**Short exercise:**
In the listing below, list every line that contains the string "legend".

________________

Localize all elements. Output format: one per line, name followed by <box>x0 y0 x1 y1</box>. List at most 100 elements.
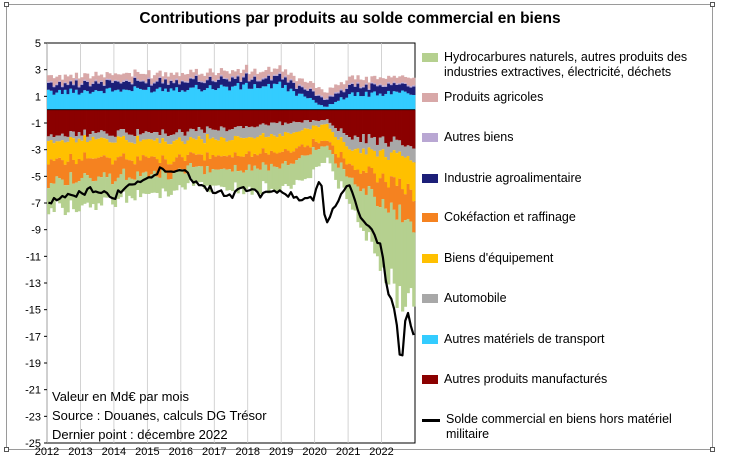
bar-segment <box>353 85 357 87</box>
bar-segment <box>150 85 154 93</box>
bar-segment <box>97 157 101 177</box>
bar-segment <box>412 232 416 307</box>
bar-segment <box>272 109 277 123</box>
bar-segment <box>52 109 56 138</box>
bar-segment <box>139 73 143 81</box>
bar-segment <box>205 126 210 134</box>
bar-segment <box>311 99 316 110</box>
bar-segment <box>264 70 268 78</box>
bar-segment <box>97 176 101 204</box>
bar-segment <box>256 155 260 169</box>
bar-segment <box>113 90 118 110</box>
bar-segment <box>345 87 349 89</box>
bar-segment <box>373 83 377 85</box>
bar-segment <box>180 169 185 188</box>
bar-segment <box>49 82 53 91</box>
bar-segment <box>86 80 90 82</box>
bar-segment <box>392 81 396 84</box>
bar-segment <box>175 72 179 79</box>
bar-segment <box>353 86 357 97</box>
bar-segment <box>108 158 112 174</box>
bar-segment <box>283 84 288 110</box>
bar-segment <box>267 125 271 137</box>
bar-segment <box>175 109 179 133</box>
bar-segment <box>275 75 279 85</box>
bar-segment <box>66 94 70 110</box>
bar-segment <box>264 77 268 79</box>
bar-segment <box>141 155 145 173</box>
bar-segment <box>208 75 212 77</box>
bar-segment <box>261 71 265 78</box>
bar-segment <box>197 80 201 82</box>
bar-segment <box>242 128 246 139</box>
bar-segment <box>339 162 343 182</box>
bar-segment <box>150 92 154 110</box>
bar-segment <box>200 109 204 130</box>
bar-segment <box>144 81 148 84</box>
bar-segment <box>359 87 363 89</box>
bar-segment <box>300 109 304 123</box>
bar-segment <box>74 89 79 110</box>
bar-segment <box>80 177 84 206</box>
bar-segment <box>228 140 232 156</box>
bar-segment <box>370 76 374 83</box>
bar-segment <box>292 81 296 83</box>
bar-segment <box>367 166 371 187</box>
bar-segment <box>389 94 394 110</box>
bar-segment <box>283 149 288 162</box>
bar-segment <box>320 105 324 110</box>
bar-segment <box>222 138 226 156</box>
bar-segment <box>52 87 56 95</box>
bar-segment <box>295 95 299 110</box>
bar-segment <box>370 82 374 84</box>
bar-segment <box>125 132 129 141</box>
bar-segment <box>239 80 243 82</box>
bar-segment <box>409 86 413 88</box>
bar-segment <box>130 83 134 85</box>
y-tick-label: 5 <box>35 38 41 50</box>
bar-segment <box>359 109 363 143</box>
bar-segment <box>292 109 296 122</box>
bar-segment <box>116 109 120 131</box>
bar-segment <box>398 84 402 93</box>
bar-segment <box>55 109 59 136</box>
bar-segment <box>183 82 187 92</box>
bar-segment <box>60 140 65 161</box>
bar-segment <box>320 120 324 125</box>
bar-segment <box>52 94 56 110</box>
legend-item: Cokéfaction et raffinage <box>422 210 714 225</box>
bar-segment <box>127 80 132 82</box>
bar-segment <box>169 79 173 81</box>
bar-segment <box>334 163 338 180</box>
bar-segment <box>183 91 187 110</box>
bar-segment <box>186 73 190 82</box>
legend-item: Produits agricoles <box>422 90 714 105</box>
bar-segment <box>409 94 413 110</box>
bar-segment <box>211 89 215 110</box>
legend-swatch <box>422 174 438 183</box>
bar-segment <box>244 82 249 110</box>
bar-segment <box>328 142 332 150</box>
bar-segment <box>342 99 346 110</box>
bar-segment <box>320 97 324 106</box>
bar-segment <box>152 109 157 133</box>
bar-segment <box>225 79 229 87</box>
bar-segment <box>200 73 204 82</box>
bar-segment <box>362 148 366 171</box>
bar-segment <box>258 153 263 170</box>
bar-segment <box>306 145 310 156</box>
bar-segment <box>113 136 118 143</box>
bar-segment <box>364 154 369 173</box>
bar-segment <box>236 69 240 75</box>
bar-segment <box>219 169 224 187</box>
bar-segment <box>88 78 93 86</box>
bar-segment <box>270 163 274 189</box>
bar-segment <box>261 79 265 87</box>
bar-segment <box>47 109 51 137</box>
bar-segment <box>72 78 76 84</box>
bar-segment <box>52 137 56 144</box>
bar-segment <box>113 79 118 82</box>
bar-segment <box>339 137 343 152</box>
bar-segment <box>166 144 171 165</box>
bar-segment <box>66 85 70 95</box>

________________

**Exercise output:**
legend-item: Cokéfaction et raffinage <box>422 210 714 225</box>
legend-item: Produits agricoles <box>422 90 714 105</box>
legend-swatch <box>422 174 438 183</box>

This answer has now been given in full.